** EXERCISE INSTRUCTIONS **
Count the lines below that contain the word "only", and reply with that number alone.

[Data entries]

:::

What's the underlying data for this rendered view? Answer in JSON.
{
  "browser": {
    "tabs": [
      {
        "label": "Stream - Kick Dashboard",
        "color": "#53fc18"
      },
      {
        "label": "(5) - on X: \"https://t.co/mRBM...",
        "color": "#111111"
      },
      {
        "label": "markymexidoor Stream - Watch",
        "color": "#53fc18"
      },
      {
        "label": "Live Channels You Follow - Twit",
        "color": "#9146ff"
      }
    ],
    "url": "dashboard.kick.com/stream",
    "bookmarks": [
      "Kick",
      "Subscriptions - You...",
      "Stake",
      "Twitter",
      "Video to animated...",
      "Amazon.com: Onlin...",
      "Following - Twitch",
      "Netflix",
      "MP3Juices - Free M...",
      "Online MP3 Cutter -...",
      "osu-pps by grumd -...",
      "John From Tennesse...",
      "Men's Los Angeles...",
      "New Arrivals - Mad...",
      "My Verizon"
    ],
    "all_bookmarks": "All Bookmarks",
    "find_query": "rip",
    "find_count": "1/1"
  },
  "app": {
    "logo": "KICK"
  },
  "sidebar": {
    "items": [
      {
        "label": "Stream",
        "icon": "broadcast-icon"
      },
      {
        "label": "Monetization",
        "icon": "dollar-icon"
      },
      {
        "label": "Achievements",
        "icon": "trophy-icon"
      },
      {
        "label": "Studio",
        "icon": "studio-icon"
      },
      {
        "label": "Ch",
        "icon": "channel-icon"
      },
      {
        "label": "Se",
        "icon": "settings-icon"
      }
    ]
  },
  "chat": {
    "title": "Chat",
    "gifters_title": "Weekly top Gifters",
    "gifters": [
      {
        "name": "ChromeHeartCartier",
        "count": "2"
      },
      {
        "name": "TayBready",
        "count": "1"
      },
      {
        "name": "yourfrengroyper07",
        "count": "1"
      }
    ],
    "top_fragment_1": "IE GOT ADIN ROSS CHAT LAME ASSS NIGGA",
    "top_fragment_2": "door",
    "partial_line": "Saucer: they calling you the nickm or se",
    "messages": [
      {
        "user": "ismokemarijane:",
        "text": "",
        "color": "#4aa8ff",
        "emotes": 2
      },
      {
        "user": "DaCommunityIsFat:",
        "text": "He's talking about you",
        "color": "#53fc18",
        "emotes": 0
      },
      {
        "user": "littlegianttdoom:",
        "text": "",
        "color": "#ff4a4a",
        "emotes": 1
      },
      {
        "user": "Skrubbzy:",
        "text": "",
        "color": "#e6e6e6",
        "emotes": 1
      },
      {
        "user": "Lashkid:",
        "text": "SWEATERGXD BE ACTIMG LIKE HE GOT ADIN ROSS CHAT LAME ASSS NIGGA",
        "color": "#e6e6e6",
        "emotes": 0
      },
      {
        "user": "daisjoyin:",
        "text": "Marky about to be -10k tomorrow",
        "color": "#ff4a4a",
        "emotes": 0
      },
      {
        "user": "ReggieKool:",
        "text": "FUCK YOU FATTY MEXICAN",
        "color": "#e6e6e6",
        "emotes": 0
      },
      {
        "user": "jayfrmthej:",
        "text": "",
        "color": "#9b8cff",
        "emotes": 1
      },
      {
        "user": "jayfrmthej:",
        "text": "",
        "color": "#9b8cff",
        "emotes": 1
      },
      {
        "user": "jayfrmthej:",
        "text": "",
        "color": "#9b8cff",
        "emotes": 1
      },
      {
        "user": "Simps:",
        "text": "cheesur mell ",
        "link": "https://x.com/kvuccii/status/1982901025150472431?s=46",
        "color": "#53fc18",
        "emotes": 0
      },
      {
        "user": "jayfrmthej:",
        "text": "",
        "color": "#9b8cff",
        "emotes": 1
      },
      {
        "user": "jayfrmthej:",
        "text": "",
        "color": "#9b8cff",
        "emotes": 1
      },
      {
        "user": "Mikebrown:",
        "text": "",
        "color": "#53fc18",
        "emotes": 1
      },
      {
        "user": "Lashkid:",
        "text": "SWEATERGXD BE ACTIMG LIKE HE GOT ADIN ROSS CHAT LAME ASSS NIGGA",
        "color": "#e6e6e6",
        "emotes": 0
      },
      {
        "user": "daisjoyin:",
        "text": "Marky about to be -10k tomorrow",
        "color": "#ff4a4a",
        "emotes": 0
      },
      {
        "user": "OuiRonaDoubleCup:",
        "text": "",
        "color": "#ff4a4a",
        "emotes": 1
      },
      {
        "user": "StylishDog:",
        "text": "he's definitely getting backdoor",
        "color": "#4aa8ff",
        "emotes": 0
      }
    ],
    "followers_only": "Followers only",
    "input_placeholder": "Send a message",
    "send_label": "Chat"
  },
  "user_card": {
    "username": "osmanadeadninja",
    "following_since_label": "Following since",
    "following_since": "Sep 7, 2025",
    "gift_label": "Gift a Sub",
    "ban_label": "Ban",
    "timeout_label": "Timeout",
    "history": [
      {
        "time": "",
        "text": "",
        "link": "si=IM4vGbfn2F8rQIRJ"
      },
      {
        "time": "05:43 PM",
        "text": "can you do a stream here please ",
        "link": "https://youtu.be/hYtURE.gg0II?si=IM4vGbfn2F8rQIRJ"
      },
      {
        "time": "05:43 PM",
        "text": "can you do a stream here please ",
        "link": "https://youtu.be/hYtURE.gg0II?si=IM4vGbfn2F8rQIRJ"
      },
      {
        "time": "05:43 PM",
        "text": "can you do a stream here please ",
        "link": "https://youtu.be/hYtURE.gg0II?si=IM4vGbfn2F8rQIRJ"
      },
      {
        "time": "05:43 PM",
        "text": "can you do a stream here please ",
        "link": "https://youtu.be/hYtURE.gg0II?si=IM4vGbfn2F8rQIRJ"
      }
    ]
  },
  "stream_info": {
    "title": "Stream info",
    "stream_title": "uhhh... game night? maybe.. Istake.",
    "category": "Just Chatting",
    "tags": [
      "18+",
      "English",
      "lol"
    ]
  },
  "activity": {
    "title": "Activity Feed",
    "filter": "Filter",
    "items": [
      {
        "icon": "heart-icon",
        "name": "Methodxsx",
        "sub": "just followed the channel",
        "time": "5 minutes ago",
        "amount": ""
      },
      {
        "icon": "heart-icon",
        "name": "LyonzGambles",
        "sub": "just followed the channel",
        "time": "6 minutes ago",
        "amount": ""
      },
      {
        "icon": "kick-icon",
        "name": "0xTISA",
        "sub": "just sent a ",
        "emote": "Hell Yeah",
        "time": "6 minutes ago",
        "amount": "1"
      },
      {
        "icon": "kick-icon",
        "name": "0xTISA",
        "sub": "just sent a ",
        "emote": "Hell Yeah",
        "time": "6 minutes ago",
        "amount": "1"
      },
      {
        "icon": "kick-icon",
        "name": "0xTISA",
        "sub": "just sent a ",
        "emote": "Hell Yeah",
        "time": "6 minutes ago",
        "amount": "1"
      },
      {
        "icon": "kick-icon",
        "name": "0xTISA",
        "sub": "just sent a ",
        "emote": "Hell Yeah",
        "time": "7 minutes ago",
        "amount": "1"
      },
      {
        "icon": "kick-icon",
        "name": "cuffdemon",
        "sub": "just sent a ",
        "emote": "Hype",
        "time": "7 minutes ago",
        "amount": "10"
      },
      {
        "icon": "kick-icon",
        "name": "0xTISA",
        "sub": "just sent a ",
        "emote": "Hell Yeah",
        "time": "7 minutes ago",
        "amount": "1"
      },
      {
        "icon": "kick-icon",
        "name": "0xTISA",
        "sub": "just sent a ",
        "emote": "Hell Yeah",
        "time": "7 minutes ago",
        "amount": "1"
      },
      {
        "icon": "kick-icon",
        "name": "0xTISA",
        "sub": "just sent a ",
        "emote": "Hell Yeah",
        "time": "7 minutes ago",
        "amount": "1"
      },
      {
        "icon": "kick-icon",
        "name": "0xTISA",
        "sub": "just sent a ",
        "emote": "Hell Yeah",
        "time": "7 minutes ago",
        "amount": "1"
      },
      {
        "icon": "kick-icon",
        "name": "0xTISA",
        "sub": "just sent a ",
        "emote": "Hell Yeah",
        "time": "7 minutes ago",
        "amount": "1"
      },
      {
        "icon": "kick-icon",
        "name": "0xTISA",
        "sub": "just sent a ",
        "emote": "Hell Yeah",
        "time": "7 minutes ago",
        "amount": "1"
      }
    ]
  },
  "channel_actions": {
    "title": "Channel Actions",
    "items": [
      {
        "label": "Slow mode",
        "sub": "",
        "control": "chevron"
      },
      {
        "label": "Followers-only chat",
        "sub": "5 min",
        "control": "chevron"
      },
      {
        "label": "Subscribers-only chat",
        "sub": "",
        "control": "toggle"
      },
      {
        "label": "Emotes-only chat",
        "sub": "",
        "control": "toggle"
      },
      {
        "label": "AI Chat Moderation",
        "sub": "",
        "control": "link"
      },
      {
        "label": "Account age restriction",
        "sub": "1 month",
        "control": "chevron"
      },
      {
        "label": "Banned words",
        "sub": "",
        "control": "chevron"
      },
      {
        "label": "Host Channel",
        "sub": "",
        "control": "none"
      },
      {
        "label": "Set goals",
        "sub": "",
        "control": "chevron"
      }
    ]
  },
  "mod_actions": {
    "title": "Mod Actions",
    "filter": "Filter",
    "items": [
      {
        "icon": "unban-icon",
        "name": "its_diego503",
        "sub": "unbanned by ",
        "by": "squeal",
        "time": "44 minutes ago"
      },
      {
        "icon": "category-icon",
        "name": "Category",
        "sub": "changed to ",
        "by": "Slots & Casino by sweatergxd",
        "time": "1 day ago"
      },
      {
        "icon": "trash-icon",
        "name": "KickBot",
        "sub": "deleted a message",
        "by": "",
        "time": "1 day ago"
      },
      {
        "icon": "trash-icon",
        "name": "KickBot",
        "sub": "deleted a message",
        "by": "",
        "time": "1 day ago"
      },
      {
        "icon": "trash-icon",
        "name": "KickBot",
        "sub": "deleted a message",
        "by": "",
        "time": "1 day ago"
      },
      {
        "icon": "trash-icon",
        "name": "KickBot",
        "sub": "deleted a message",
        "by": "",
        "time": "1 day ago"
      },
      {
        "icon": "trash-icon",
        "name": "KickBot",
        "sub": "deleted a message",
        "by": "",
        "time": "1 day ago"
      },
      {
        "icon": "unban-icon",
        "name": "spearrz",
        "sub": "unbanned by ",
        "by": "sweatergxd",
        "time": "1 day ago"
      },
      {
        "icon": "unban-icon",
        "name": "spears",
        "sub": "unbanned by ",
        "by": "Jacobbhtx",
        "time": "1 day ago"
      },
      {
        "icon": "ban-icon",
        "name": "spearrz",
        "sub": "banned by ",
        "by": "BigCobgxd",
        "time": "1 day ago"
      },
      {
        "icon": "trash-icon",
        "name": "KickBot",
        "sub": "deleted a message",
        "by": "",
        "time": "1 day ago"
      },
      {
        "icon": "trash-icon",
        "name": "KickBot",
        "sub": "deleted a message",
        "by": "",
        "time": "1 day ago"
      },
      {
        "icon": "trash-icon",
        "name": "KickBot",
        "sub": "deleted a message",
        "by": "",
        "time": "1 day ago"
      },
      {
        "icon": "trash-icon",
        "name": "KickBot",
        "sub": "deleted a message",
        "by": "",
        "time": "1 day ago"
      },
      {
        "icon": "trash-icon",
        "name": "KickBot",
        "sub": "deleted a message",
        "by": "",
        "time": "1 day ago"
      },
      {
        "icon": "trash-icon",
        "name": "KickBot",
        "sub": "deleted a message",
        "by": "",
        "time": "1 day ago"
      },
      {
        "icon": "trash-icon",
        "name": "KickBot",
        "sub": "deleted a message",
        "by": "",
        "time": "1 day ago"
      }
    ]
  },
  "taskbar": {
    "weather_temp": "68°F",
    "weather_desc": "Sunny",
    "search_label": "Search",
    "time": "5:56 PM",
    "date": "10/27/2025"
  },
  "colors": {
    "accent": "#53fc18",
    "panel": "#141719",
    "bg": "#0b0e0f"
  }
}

:::

** WRITTEN RESPONSE **
4